(Data entries for graphics)
------------------------------------------------------------

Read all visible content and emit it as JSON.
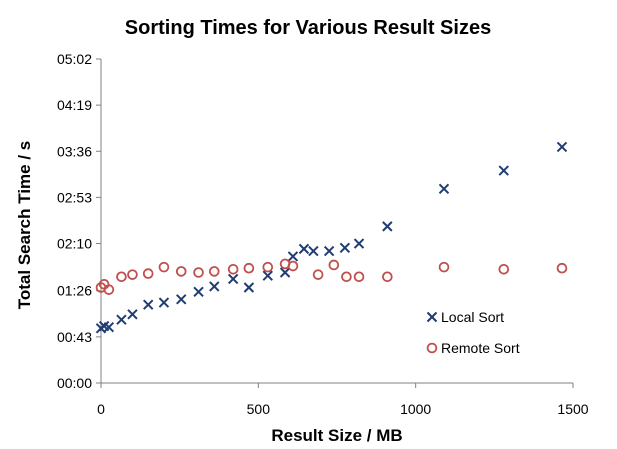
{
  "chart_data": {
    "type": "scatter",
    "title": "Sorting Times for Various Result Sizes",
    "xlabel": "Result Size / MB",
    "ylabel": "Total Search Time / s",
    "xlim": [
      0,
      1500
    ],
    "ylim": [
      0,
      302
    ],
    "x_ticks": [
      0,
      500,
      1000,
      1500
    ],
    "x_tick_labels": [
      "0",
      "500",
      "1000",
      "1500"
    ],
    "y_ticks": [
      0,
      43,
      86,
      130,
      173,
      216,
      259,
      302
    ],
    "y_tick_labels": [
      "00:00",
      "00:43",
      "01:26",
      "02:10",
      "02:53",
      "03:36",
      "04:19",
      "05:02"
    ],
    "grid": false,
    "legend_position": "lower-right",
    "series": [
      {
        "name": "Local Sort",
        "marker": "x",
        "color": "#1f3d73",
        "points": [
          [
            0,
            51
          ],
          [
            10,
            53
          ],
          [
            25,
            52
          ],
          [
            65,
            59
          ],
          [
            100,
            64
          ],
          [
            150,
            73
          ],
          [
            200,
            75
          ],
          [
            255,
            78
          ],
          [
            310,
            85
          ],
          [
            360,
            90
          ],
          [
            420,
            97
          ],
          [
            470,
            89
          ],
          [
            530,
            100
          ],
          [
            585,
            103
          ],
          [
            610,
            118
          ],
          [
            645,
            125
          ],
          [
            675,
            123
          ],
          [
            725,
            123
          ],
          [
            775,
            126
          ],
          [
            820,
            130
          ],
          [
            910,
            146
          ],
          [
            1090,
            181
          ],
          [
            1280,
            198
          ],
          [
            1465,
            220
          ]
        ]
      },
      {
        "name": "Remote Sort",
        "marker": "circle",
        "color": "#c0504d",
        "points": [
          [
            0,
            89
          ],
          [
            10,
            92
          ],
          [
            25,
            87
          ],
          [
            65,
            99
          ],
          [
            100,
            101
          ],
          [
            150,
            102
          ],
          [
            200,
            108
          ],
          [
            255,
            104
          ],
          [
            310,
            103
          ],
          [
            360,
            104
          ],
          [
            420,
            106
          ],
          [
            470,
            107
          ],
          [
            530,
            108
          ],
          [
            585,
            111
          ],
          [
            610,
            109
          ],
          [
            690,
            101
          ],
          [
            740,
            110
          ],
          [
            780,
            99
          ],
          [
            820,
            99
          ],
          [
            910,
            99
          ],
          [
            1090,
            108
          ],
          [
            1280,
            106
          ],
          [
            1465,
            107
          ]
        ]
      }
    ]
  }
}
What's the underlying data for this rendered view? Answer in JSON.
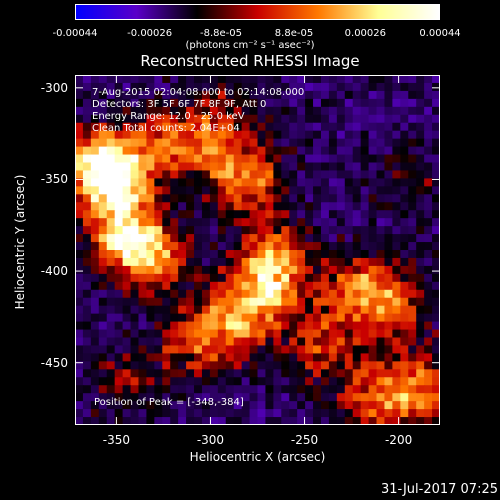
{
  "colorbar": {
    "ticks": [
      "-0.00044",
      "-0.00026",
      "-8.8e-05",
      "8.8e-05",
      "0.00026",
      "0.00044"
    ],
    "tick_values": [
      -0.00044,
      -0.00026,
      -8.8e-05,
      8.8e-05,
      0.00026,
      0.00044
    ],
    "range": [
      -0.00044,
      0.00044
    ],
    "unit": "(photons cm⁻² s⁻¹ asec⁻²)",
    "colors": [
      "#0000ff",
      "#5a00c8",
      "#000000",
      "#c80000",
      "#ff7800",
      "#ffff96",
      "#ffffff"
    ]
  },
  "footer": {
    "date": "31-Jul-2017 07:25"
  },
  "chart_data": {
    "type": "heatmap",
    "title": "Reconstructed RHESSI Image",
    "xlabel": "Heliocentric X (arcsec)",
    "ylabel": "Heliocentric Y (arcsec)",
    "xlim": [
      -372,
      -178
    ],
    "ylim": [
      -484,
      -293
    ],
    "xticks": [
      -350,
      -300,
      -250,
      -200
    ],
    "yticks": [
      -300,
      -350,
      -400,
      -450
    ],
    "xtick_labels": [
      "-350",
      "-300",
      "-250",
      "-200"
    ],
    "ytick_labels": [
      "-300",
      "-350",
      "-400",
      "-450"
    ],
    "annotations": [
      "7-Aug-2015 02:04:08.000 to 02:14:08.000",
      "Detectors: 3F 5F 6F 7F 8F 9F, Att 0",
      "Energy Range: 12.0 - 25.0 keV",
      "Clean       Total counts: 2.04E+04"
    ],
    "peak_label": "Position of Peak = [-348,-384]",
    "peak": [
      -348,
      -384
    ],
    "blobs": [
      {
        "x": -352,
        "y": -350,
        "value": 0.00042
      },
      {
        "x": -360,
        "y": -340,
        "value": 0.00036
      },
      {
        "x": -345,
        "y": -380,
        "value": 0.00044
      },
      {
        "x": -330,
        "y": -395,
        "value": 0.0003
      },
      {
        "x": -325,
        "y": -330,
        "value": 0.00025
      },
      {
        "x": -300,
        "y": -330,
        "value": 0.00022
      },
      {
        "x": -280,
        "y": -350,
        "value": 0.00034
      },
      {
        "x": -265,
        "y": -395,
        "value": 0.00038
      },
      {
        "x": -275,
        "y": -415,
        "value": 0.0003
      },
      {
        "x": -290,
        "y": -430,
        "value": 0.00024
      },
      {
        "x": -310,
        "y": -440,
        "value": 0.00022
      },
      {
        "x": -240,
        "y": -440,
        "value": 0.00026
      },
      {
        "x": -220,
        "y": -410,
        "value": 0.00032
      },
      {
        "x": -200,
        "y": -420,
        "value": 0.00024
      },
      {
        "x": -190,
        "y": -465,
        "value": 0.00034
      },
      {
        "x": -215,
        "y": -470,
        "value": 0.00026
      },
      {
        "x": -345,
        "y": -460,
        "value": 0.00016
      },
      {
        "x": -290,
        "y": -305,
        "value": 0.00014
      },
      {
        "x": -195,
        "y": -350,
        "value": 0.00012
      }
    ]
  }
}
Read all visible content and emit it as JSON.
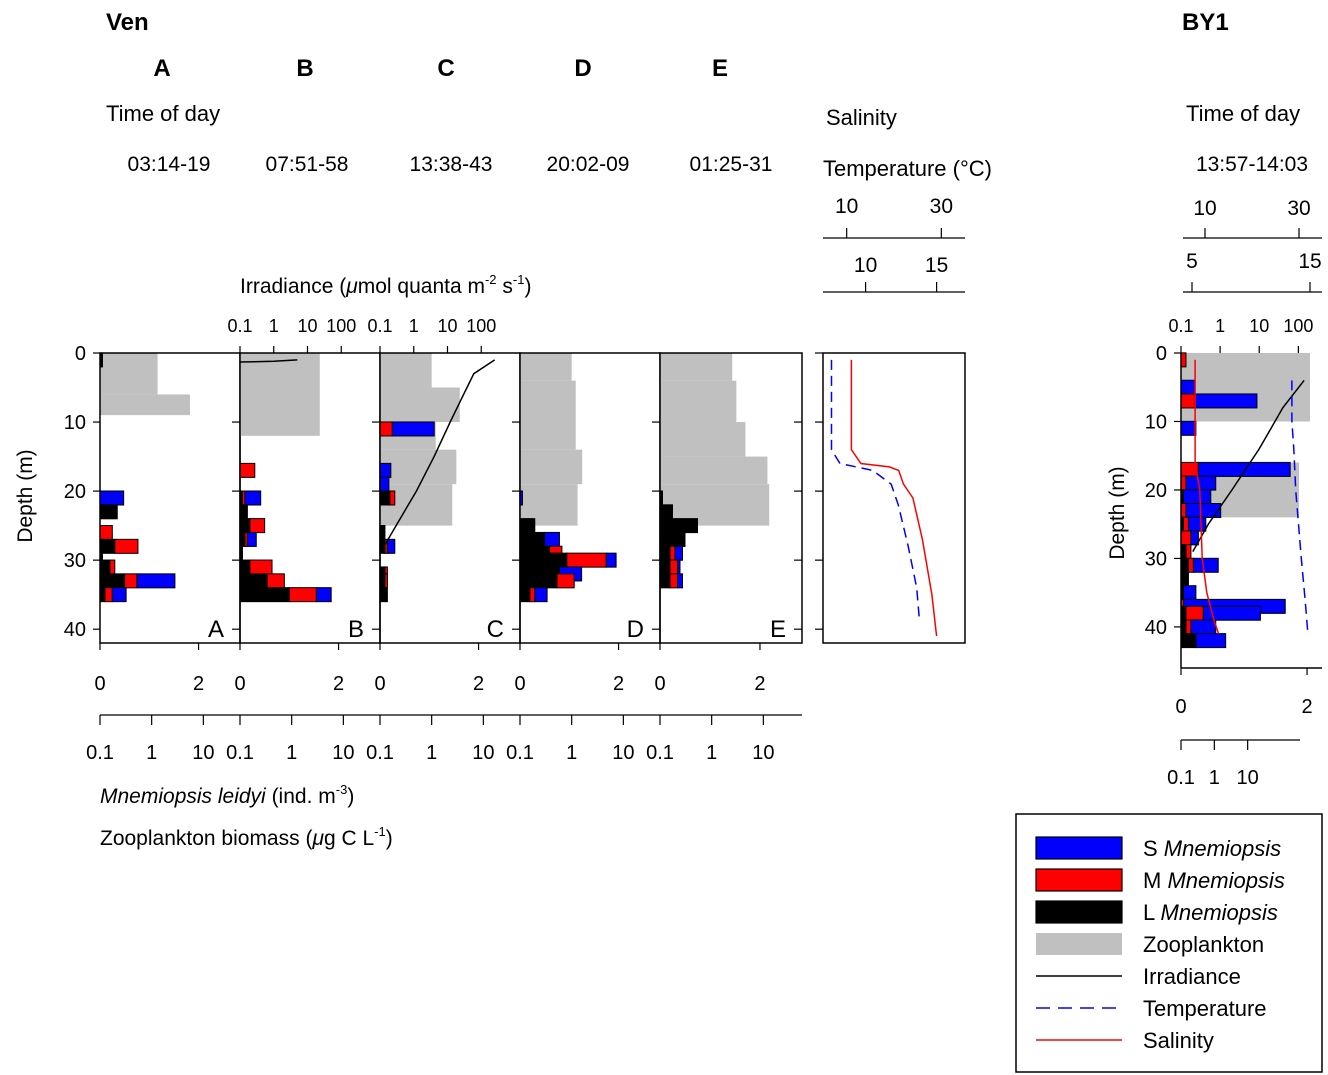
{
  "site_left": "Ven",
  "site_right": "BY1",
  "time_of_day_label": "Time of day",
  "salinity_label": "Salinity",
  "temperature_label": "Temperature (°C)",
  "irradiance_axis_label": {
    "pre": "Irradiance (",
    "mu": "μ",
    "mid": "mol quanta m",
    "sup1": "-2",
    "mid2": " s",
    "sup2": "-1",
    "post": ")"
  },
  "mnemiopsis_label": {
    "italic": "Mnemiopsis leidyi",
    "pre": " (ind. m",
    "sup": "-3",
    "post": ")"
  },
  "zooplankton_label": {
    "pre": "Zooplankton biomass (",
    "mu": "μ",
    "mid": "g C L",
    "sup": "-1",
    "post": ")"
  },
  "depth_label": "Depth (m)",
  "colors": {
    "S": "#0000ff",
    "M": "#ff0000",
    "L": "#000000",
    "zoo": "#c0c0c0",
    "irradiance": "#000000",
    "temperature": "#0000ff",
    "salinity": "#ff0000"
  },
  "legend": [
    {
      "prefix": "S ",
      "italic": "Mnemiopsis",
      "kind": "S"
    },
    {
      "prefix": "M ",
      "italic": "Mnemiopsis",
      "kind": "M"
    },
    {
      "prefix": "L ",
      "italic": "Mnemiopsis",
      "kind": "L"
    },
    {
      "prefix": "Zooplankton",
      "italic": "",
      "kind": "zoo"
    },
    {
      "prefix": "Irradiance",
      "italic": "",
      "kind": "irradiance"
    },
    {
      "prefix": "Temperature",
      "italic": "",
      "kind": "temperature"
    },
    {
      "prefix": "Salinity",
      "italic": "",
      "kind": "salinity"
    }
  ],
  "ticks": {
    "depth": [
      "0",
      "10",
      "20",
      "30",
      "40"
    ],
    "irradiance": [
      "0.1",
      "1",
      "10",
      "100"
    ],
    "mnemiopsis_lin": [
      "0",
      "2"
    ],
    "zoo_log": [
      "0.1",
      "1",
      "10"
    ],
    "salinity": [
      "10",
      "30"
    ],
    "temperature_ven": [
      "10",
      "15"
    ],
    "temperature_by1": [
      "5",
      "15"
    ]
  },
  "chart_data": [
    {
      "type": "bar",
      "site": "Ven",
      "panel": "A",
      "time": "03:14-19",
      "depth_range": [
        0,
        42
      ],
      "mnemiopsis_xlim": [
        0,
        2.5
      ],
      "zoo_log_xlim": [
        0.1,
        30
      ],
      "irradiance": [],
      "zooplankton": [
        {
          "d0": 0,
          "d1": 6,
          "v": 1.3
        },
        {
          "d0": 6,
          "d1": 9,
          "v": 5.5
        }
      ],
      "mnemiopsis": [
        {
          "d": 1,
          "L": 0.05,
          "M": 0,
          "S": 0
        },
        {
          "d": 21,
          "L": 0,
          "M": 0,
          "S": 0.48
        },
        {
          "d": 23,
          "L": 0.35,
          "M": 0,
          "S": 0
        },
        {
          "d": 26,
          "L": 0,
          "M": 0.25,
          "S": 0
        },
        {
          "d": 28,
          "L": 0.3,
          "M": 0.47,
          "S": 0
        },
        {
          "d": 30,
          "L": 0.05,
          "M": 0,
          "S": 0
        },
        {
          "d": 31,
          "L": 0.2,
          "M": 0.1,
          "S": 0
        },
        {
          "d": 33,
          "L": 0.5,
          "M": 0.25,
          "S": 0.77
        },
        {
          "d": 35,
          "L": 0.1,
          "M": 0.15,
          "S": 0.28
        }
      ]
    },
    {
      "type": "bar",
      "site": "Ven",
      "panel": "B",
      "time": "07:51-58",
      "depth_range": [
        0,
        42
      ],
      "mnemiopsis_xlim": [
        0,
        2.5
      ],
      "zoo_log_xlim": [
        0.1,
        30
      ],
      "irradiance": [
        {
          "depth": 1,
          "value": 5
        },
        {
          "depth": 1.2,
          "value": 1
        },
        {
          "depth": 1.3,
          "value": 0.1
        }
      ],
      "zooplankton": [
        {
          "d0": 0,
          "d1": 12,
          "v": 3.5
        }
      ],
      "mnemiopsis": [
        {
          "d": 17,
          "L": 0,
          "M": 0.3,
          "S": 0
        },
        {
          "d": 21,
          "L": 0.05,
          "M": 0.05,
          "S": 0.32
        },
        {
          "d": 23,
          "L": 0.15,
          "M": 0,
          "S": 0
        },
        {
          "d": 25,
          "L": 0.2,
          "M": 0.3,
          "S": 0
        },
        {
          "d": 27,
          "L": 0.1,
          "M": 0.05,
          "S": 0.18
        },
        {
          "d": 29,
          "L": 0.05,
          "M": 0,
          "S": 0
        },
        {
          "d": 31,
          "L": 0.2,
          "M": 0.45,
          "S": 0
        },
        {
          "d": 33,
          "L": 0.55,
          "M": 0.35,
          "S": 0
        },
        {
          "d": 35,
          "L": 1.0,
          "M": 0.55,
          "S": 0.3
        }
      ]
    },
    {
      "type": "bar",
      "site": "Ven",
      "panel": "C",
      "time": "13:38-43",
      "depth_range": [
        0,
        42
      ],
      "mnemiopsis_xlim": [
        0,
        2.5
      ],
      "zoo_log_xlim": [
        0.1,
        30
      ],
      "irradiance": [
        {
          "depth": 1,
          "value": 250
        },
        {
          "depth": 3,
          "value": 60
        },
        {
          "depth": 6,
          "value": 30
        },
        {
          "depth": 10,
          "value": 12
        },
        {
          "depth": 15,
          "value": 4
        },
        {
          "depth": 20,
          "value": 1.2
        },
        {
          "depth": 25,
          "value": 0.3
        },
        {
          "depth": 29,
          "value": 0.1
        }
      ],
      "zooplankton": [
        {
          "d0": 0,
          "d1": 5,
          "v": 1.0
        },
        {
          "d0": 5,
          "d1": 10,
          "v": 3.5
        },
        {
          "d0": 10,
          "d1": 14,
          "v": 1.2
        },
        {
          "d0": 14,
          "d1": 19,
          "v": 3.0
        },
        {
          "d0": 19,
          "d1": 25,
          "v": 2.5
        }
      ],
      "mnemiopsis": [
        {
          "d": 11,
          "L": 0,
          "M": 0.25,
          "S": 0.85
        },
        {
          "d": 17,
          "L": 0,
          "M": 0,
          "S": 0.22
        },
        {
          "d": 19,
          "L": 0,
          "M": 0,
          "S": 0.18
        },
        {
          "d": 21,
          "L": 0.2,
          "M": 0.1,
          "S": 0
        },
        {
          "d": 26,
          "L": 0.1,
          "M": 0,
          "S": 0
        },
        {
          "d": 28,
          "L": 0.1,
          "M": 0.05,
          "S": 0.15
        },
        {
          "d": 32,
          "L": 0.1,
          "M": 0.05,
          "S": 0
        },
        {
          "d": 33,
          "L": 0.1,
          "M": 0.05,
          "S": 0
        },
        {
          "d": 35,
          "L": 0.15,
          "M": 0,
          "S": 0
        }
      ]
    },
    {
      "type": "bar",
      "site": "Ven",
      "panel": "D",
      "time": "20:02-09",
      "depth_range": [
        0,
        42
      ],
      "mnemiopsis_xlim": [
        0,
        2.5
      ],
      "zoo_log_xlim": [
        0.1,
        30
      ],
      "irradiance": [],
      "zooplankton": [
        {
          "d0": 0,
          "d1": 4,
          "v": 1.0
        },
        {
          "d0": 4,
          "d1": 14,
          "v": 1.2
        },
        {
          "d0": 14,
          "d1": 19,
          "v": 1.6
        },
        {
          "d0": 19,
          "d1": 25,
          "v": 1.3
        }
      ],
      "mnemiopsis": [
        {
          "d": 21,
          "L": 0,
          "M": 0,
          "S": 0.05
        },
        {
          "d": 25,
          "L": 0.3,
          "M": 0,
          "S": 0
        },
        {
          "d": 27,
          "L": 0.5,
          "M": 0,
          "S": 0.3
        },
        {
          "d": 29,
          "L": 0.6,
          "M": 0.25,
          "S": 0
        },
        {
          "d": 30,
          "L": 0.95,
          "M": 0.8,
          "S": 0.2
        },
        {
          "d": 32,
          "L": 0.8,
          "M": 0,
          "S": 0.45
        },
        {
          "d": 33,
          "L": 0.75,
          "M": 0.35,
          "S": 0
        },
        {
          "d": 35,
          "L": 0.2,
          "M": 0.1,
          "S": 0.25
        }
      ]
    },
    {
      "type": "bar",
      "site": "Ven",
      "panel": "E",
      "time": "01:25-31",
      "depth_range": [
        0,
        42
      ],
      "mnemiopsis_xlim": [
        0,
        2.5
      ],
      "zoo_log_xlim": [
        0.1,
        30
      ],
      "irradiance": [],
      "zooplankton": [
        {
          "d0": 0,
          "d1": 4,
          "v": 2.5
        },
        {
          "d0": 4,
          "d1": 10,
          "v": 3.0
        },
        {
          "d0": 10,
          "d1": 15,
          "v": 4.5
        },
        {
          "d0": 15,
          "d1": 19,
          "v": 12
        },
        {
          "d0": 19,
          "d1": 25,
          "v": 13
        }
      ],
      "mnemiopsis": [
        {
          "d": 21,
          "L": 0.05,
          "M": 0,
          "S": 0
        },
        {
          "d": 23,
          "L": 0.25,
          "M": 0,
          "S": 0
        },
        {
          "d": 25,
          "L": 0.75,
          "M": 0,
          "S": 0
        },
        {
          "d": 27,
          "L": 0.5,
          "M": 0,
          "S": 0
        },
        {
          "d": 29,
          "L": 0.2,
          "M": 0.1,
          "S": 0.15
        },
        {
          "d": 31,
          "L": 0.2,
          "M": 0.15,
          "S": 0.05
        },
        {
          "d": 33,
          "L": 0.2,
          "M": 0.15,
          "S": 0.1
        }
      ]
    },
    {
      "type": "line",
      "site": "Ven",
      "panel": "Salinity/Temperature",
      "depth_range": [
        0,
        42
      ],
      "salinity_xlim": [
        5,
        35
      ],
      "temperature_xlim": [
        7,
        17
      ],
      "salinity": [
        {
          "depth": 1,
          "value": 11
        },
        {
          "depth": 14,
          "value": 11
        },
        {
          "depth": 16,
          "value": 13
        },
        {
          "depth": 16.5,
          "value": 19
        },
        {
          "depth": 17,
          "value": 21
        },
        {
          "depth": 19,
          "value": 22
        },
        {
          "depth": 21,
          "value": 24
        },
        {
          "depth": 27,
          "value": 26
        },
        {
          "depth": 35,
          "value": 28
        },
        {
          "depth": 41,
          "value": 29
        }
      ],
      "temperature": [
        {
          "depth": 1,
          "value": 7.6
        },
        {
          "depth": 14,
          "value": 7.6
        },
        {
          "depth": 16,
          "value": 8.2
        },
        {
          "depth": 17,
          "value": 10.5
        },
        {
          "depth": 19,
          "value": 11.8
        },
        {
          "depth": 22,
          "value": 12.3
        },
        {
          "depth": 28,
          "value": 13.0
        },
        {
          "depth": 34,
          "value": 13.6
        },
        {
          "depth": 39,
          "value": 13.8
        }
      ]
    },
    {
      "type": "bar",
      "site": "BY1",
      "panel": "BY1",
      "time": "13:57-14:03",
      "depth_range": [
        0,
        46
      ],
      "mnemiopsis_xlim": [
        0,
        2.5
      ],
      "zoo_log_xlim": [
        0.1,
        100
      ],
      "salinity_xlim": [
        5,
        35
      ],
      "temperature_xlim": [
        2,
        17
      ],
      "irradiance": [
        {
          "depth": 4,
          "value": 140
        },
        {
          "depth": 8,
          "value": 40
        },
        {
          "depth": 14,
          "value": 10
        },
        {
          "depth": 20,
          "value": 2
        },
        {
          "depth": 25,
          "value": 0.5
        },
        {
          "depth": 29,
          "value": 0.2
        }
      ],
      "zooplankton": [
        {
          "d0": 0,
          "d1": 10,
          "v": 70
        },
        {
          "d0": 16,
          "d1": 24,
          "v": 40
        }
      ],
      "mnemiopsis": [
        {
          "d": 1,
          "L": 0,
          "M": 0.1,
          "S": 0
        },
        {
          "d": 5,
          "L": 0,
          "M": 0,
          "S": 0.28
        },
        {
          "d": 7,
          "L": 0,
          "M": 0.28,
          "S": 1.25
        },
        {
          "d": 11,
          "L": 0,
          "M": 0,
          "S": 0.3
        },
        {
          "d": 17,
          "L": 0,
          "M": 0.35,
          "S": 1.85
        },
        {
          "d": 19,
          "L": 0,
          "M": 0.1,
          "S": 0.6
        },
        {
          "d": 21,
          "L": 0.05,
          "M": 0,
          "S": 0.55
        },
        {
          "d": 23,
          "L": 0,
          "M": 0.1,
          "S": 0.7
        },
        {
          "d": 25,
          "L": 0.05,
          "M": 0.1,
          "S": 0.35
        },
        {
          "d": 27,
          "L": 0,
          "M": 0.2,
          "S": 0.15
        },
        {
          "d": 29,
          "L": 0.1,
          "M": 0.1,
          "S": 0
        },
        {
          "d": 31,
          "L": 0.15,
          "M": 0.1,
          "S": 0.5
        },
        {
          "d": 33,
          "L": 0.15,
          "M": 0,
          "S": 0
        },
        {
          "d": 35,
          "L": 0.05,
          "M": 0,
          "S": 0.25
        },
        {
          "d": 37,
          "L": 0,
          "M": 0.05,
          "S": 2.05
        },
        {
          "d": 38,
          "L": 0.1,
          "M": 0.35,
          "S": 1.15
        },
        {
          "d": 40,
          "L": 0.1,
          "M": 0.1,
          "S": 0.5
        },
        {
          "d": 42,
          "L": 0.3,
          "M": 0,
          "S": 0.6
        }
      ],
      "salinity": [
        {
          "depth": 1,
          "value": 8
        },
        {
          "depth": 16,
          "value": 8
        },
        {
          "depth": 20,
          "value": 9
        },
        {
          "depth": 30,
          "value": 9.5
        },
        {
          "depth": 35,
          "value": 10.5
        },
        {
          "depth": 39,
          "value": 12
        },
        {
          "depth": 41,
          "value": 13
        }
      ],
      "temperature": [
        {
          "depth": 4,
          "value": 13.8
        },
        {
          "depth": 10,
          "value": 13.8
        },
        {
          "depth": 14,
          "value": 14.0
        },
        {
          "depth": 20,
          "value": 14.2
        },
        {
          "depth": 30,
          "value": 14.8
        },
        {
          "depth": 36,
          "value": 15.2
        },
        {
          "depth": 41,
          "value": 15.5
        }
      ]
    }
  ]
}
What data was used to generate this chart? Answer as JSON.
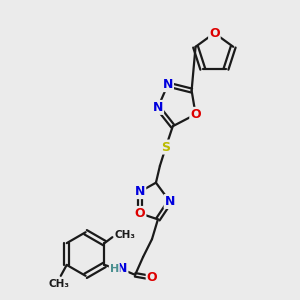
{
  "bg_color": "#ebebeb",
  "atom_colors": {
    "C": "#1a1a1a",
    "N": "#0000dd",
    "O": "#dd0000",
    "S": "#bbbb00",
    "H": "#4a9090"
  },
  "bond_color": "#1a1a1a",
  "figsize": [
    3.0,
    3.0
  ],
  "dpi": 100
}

------------------------------------------------------------

# PROBLEM TO SOLVE
Go through the listing above and list every line that has the word "panel".

# TASK ANSWER
      "panel": "A",
      "panel": "B",
      "panel": "C",
      "panel": "D",
      "panel": "E",
      "panel": "Salinity/Temperature",
      "panel": "BY1",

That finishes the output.